Collection entries:
* START *

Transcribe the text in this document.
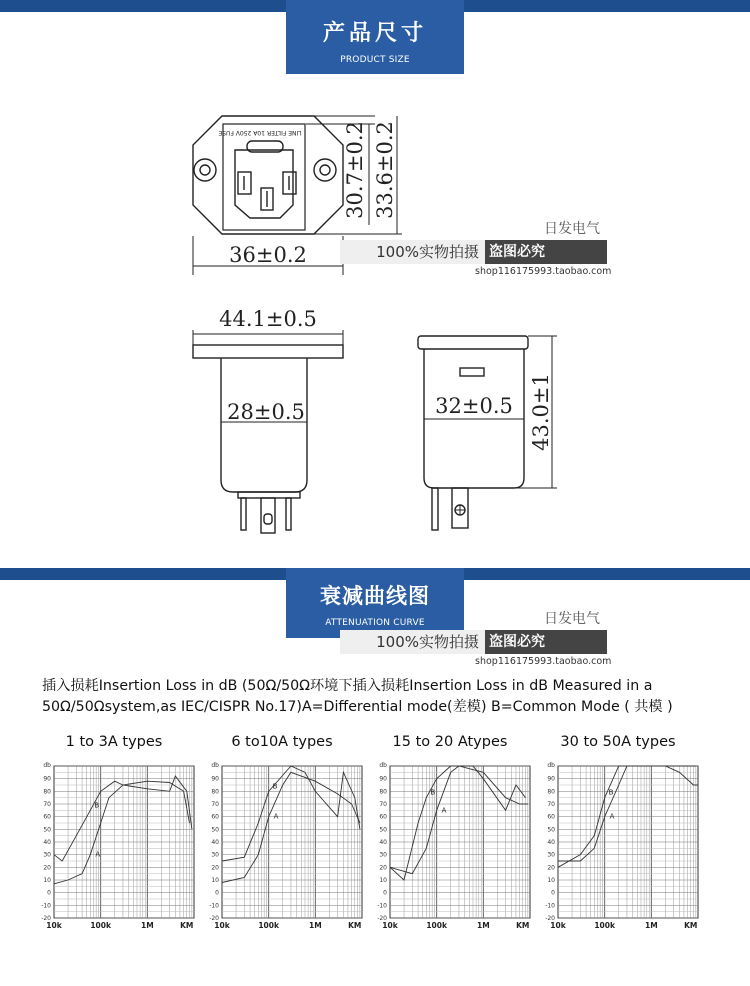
产品尺寸
PRODUCT SIZE
LINE FILTER 10A 250V FUSE
36±0.2
30.7±0.2 33.6±0.2
44.1±0.5
28±0.5	32±0.5 43.0±1
日发电气
100%实物拍摄 盗图必究
shop116175993.taobao.com
衰减曲线图
ATTENUATION CURVE	日发电气
100%实物拍摄 盗图必究
shop116175993.taobao.com
插入损耗Insertion Loss in dB (50Ω/50Ω环境下插入损耗Insertion Loss in dB Measured in a 50Ω/50Ωsystem,as IEC/CISPR No.17)A=Differential mode(差模) B=Common Mode ( 共模 )
1 to 3A types
db
90
80
70
60
50
40
30
20
10
0
-10
-20
10k	100k	1M	KM
B
A
6 to10A types
db
90
80
70
60
50
40
30
20
10
0
-10
-20
10k	100k	1M	KM
B
A
15 to 20 Atypes
db
90
80
70
60
50
40
30
20
10
0
-10
-20
10k	100k	1M	KM
B
A
30 to 50A types
db
90
80
70
60
50
40
30
20
10
0
-10
-20
10k	100k	1M	KM
B
A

* END *

Return the whole listing, word for word, and leave out every picture.

Exercise response:
Transcribe the text in this document.
产品尺寸
PRODUCT SIZE
LINE FILTER 10A 250V FUSE
36±0.2
30.7±0.2 33.6±0.2
44.1±0.5
28±0.5	32±0.5 43.0±1
日发电气
100%实物拍摄 盗图必究
shop116175993.taobao.com
衰减曲线图
ATTENUATION CURVE	日发电气
100%实物拍摄 盗图必究
shop116175993.taobao.com
插入损耗Insertion Loss in dB (50Ω/50Ω环境下插入损耗Insertion Loss in dB Measured in a 50Ω/50Ωsystem,as IEC/CISPR No.17)A=Differential mode(差模) B=Common Mode ( 共模 )
1 to 3A types
db
90
80
70
60
50
40
30
20
10
0
-10
-20
10k	100k	1M	KM
B
A
6 to10A types
db
90
80
70
60
50
40
30
20
10
0
-10
-20
10k	100k	1M	KM
B
A
15 to 20 Atypes
db
90
80
70
60
50
40
30
20
10
0
-10
-20
10k	100k	1M	KM
B
A
30 to 50A types
db
90
80
70
60
50
40
30
20
10
0
-10
-20
10k	100k	1M	KM
B
A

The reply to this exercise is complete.